## Exercise material
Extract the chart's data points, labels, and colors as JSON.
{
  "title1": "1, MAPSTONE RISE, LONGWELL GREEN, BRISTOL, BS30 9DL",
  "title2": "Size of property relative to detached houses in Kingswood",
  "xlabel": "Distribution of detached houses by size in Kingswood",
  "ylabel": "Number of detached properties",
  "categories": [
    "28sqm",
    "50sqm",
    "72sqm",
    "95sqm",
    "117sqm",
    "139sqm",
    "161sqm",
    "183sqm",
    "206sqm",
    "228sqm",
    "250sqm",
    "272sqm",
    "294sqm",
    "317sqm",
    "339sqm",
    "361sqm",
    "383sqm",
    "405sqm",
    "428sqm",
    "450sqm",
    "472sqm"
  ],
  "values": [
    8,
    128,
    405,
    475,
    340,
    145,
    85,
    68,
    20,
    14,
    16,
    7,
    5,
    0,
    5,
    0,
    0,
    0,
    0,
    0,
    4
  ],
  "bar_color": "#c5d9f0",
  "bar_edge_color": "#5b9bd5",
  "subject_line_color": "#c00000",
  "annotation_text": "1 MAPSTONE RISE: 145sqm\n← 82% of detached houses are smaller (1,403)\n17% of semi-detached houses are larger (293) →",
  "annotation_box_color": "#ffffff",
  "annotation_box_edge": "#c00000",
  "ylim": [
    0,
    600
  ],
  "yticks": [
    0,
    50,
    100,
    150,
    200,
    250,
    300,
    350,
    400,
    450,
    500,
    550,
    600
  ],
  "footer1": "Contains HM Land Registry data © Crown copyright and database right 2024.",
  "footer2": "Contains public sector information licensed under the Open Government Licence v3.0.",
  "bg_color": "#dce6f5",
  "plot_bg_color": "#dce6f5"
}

## Goal of the exercise
All the entries above need to be reproduced exactly.

## Task output
Extract the chart's data points, labels, and colors as JSON.
{
  "title1": "1, MAPSTONE RISE, LONGWELL GREEN, BRISTOL, BS30 9DL",
  "title2": "Size of property relative to detached houses in Kingswood",
  "xlabel": "Distribution of detached houses by size in Kingswood",
  "ylabel": "Number of detached properties",
  "categories": [
    "28sqm",
    "50sqm",
    "72sqm",
    "95sqm",
    "117sqm",
    "139sqm",
    "161sqm",
    "183sqm",
    "206sqm",
    "228sqm",
    "250sqm",
    "272sqm",
    "294sqm",
    "317sqm",
    "339sqm",
    "361sqm",
    "383sqm",
    "405sqm",
    "428sqm",
    "450sqm",
    "472sqm"
  ],
  "values": [
    8,
    128,
    405,
    475,
    340,
    145,
    85,
    68,
    20,
    14,
    16,
    7,
    5,
    0,
    5,
    0,
    0,
    0,
    0,
    0,
    4
  ],
  "bar_color": "#c5d9f0",
  "bar_edge_color": "#5b9bd5",
  "subject_line_color": "#c00000",
  "annotation_text": "1 MAPSTONE RISE: 145sqm\n← 82% of detached houses are smaller (1,403)\n17% of semi-detached houses are larger (293) →",
  "annotation_box_color": "#ffffff",
  "annotation_box_edge": "#c00000",
  "ylim": [
    0,
    600
  ],
  "yticks": [
    0,
    50,
    100,
    150,
    200,
    250,
    300,
    350,
    400,
    450,
    500,
    550,
    600
  ],
  "footer1": "Contains HM Land Registry data © Crown copyright and database right 2024.",
  "footer2": "Contains public sector information licensed under the Open Government Licence v3.0.",
  "bg_color": "#dce6f5",
  "plot_bg_color": "#dce6f5"
}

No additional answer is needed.